Work to be completed:
Among the records that follow, count the lines with the string "this"; report only that count.
··· Dataset records ···
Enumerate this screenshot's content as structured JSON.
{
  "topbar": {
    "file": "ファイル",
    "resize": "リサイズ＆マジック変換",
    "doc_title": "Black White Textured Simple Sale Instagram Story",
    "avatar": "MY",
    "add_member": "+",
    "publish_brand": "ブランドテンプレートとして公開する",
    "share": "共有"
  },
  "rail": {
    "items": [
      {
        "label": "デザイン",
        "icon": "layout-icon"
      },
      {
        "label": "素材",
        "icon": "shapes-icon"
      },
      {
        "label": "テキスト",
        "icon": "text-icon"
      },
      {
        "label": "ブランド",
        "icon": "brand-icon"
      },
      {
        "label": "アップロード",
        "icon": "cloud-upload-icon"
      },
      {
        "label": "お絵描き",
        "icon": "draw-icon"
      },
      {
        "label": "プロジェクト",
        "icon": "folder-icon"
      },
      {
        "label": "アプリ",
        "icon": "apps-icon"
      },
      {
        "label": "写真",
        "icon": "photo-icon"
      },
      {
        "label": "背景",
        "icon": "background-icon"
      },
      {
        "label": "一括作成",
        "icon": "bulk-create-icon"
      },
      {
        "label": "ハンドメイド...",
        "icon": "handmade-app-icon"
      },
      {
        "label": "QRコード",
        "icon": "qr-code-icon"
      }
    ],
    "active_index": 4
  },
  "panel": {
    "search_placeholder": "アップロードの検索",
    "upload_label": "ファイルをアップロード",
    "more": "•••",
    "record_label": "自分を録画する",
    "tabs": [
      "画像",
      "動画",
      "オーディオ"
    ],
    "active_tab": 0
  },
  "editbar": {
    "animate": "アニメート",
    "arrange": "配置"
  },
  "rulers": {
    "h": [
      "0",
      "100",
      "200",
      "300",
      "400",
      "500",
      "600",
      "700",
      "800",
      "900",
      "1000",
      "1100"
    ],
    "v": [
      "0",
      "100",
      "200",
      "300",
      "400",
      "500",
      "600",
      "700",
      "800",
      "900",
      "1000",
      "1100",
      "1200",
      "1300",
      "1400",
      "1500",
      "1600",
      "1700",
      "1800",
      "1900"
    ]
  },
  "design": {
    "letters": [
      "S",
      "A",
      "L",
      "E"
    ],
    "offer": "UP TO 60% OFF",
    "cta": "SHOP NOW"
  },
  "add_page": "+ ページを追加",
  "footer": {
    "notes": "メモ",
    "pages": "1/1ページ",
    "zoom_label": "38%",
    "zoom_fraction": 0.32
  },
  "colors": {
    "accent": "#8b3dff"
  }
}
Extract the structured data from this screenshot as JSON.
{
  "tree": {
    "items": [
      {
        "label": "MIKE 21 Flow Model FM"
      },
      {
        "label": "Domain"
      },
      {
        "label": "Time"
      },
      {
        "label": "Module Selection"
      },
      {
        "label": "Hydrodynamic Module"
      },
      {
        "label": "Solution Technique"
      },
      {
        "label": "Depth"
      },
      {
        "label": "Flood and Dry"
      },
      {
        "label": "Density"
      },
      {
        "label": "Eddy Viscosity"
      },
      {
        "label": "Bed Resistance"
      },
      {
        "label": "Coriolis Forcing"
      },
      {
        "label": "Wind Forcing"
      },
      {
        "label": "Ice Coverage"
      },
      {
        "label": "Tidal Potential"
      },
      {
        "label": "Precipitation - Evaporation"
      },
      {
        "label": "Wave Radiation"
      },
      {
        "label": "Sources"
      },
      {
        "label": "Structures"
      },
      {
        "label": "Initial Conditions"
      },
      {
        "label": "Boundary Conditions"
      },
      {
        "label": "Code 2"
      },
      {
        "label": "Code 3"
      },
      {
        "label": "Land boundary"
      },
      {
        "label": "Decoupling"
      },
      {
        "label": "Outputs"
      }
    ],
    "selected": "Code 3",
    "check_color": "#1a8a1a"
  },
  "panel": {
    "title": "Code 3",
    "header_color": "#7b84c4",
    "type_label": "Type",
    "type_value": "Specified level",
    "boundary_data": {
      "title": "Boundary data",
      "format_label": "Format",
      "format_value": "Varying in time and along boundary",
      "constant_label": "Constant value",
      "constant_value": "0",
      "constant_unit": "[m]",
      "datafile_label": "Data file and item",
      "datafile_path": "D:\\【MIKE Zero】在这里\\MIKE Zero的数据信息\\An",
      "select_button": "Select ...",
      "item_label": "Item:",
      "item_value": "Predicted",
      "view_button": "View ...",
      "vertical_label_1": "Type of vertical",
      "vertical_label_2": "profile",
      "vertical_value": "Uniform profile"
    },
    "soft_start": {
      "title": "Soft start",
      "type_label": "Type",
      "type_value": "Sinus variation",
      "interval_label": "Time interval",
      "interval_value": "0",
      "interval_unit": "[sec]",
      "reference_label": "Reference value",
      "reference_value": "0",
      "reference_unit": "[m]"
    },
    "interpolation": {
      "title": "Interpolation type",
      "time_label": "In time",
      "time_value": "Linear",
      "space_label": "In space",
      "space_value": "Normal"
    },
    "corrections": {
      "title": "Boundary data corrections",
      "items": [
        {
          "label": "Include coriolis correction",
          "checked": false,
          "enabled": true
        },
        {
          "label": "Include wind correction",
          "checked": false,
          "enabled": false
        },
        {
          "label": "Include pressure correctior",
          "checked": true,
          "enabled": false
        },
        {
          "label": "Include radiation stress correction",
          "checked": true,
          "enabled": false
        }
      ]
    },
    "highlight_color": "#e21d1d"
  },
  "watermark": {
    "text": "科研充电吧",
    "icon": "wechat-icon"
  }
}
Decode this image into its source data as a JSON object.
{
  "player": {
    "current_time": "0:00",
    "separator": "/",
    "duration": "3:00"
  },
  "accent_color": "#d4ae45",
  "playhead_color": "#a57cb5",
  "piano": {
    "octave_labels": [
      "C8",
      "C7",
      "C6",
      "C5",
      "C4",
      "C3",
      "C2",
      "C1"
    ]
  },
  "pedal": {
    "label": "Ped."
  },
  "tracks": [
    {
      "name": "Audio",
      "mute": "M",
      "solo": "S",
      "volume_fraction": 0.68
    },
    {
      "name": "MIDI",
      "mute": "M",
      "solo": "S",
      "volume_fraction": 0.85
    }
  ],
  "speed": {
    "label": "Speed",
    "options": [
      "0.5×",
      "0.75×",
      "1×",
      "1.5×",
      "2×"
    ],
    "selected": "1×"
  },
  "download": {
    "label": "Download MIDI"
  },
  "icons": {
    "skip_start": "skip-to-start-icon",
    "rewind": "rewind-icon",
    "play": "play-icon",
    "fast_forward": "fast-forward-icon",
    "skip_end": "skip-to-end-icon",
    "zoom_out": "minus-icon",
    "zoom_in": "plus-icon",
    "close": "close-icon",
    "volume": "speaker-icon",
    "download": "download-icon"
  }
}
···
Written solution:
3